• TEXTABSCHNITT:
--------------------
Nicht einmal die hohen Kosten von 100,50 Euro im Monat gegenüber 4,80 Euro bei MARCUMAR & Co. bringen Merkel & Co. auf Distanz zu dem BAYER-Mittel, obwohl die Preise für XARELTO und die anderen NOAKs die Etats der Krankenkassen über Gebühr belasten und deren Ausgaben für Gerinnungshemmer im Jahr 2014 auf 675 Millionen Euro haben steigen lassen. „Die NOAKs haben in den meisten Fällen keine Vorteile für die Patienten, trotzdem wurden 2014 fast doppelt so viele Tagesdosen verschrieben wie im Vorjahr“, muss etwa die „Techniker Krankenkasse“ konstatieren. Statt den PatientInnen zunächst die etablierten Wirkstoffe zu verschreiben, würden sie gleich auf die neuen Pharmazeutika eingestellt, moniert Tim Steimle vom TK-Fachbereich „Arzneimittel“.
Eine Kosten/Nutzen-Bewertung, wie sie das 2011 eingeführte Arzneimittel-Neuverordnungsgesetz (AMNOG) für bereits zugelassene Medikamente vorsah, hätte die Risiken und Nebenwirkungen von XARELTO für die PatientInnen und die Kassen abschätzen und Schaden abwenden können. Ein solches Verfahren hatte am 1.12.2013 tatsächlich auch begonnen, doch es kam nie zu einem Abschluss. In der Zwischenzeit hatte nämlich die Regierung gewechselt, und die Große Koalition beeilte sich, dem Druck der Pharma-Lobby nachzugeben: Sie nahm bereits auf dem Markt befindliche Arzneien von der Überprüfung aus. Und das war es dann. „Einen zu hohen methodischen und administrativen Aufwand“ nennt die CDU/SPD-Regierung als Grund für die „Reform“ und beeilt sich festzuhalten: „Die Bundesregierung sieht die Einstellung der betreffenden Verfahren nicht als für die Patientinnen und Patienten problematisch an.“
Nur eine einzige Änderung im Umgang mit dem Pharmazeutikum führt die Antwort auf die Kleine Anfrage der Linken an: Die Beipackzettel enthalten nun den Warnhinweis, es lägen keine Daten über die Wirksamkeit und Sicherheit von XARELTO bei Krebs-PatientInnen vor.
--------------------
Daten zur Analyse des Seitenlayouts
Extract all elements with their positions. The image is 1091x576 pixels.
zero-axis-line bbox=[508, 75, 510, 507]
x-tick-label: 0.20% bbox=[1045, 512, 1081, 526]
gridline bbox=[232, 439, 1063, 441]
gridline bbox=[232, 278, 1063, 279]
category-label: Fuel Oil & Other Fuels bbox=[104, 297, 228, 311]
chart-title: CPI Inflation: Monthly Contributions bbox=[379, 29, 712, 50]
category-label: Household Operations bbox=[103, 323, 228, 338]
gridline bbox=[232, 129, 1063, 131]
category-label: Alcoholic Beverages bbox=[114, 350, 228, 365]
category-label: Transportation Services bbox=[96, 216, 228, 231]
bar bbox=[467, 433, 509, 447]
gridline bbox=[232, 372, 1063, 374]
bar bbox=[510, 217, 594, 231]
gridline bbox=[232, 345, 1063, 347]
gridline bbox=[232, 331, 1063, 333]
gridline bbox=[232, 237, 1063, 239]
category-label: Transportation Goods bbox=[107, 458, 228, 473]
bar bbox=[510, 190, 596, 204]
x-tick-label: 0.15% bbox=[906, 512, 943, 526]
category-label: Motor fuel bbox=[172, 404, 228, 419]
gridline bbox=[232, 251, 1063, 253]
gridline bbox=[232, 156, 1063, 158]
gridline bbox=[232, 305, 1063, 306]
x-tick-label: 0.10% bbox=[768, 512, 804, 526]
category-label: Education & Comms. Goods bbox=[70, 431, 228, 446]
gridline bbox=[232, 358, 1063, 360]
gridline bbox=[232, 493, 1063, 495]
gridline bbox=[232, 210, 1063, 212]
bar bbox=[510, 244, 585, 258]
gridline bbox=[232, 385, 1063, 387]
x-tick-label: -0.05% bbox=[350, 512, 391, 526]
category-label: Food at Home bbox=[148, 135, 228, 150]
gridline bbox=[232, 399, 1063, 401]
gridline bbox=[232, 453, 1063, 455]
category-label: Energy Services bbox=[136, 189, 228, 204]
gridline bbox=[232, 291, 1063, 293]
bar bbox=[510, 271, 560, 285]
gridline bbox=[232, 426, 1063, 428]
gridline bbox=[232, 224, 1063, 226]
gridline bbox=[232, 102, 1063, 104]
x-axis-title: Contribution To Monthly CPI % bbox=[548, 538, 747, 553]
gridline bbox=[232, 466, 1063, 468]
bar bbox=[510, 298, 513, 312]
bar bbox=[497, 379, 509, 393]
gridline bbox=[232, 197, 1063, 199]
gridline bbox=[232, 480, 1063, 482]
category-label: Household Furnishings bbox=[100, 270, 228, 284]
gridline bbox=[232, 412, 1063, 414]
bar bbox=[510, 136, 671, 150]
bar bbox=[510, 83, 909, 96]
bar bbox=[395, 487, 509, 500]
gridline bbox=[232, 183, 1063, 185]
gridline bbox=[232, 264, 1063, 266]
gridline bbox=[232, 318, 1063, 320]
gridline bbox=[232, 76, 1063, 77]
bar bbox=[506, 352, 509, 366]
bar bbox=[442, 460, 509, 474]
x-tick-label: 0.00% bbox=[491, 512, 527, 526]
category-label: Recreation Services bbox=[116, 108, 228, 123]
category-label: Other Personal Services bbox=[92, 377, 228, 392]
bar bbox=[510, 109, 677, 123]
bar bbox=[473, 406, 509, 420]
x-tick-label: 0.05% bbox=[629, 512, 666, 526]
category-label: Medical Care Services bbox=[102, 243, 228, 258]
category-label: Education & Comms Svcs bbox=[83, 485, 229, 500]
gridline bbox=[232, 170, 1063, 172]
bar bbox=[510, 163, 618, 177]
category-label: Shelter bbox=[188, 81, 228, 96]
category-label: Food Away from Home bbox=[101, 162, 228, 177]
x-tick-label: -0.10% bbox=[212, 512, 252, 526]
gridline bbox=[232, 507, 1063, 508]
--------------------
• AUFGABE: Schreiben Sie den Textabschnitt über das Gerinnungsmittel XARELTO im Anschluss an seinen letzten Satz weiter.

• ERGEBNIS:
Das ist nicht eben viel. Die COORDINATION GEGEN BAYER-GEFAHREN kritisierte die Haltung der Bundesregierung deshalb scharf. „Für die meisten Patientinnen und Patienten besitzen die neuen Gerinnungshemmer keinen Zusatznutzen gegenüber bewährten Präparaten. Wer trotz des Gefährdungspotenzials und der hohen Kosten zu Medikamenten wie XARELTO hält, der kapituliert vor der Macht der Pharma-Industrie“, resümiert die Presseerklärung der Coordination.
Die Folgen dieses gesundheitspolitischen Offenbarungseids der Großen Koalition sind absehbar. „Ich könnte heulen und toben und würde den Artikel am liebsten allen Ärzten, die meine Mutter in ihren letzten Lebenswochen betreut haben, um die Ohren hauen“, solche Klagen wie diese in einem Leserbrief an den Spiegel nach einem kritischen Artikel des Magazins über den Gerinnungshemmer werden weiter zunehmen. Auch die Meldungen über unerwünschte Arznei-Effekte an das BfArM werden 2015 erneut ansteigen. Die Zahl der Schadensersatzklagen in den USA – 200 waren es bis zum 31. Januar 2015 – wird ebenfalls anwachsen. Und BAYER wird weiterhin Milliarden in Werbe-Maßnahmen investieren, um all das vergessen zu machen.